* What you should do
Repeat exactly, and only, the lines from the line containing "Read all visible content and emit it as JSON." through the last line of the records below, including both.

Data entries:
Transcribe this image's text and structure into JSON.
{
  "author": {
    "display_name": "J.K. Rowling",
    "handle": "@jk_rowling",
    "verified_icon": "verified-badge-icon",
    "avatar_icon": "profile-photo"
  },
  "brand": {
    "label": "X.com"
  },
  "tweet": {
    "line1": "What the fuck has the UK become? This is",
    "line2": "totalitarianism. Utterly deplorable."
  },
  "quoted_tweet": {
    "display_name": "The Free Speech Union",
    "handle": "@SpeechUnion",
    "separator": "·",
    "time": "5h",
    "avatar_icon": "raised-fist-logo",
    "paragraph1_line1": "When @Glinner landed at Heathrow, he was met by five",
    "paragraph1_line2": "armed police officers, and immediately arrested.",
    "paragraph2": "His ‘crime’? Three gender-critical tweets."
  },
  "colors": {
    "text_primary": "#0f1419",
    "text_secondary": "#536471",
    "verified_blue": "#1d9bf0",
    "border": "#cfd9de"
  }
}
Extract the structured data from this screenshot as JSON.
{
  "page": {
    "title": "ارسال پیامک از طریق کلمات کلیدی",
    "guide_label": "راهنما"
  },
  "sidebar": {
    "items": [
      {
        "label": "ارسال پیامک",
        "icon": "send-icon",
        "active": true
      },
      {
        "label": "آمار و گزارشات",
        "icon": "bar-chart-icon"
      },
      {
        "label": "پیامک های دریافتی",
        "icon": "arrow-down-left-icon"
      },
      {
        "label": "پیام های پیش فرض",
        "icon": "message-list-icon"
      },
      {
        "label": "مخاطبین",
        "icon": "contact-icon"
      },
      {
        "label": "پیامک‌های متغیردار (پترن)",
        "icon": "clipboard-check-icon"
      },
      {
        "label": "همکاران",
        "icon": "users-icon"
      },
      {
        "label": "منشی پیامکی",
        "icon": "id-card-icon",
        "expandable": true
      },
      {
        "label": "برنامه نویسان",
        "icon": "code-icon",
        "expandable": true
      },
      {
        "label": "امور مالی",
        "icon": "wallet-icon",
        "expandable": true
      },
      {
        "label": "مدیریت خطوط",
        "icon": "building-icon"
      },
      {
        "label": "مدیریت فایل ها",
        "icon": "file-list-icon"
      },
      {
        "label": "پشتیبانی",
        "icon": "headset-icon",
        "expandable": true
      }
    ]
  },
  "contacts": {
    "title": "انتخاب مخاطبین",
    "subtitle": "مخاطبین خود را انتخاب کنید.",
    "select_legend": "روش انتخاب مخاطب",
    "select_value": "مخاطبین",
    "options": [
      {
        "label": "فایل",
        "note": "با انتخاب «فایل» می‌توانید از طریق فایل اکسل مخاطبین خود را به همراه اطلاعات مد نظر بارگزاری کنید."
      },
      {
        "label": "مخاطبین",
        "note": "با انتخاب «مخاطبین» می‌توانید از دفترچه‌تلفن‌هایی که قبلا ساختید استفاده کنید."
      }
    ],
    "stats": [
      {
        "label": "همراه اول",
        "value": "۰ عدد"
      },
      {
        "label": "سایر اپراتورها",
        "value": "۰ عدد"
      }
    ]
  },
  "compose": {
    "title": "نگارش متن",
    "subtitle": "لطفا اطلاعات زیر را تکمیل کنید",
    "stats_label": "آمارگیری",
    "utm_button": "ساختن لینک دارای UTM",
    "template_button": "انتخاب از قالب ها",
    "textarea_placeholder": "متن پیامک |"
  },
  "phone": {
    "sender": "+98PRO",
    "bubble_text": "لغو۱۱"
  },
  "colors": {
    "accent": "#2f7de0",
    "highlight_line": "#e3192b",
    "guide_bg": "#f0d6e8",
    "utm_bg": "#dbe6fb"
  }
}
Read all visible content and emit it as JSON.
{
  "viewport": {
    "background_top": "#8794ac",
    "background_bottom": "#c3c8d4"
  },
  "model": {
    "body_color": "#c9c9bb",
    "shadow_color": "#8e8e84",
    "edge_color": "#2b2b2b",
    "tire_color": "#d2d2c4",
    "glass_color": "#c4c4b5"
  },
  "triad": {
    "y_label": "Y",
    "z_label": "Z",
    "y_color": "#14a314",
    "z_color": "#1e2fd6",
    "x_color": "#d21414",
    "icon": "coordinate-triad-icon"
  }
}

* Reply
Read all visible content and emit it as JSON.
{
  "viewport": {
    "background_top": "#8794ac",
    "background_bottom": "#c3c8d4"
  },
  "model": {
    "body_color": "#c9c9bb",
    "shadow_color": "#8e8e84",
    "edge_color": "#2b2b2b",
    "tire_color": "#d2d2c4",
    "glass_color": "#c4c4b5"
  },
  "triad": {
    "y_label": "Y",
    "z_label": "Z",
    "y_color": "#14a314",
    "z_color": "#1e2fd6",
    "x_color": "#d21414",
    "icon": "coordinate-triad-icon"
  }
}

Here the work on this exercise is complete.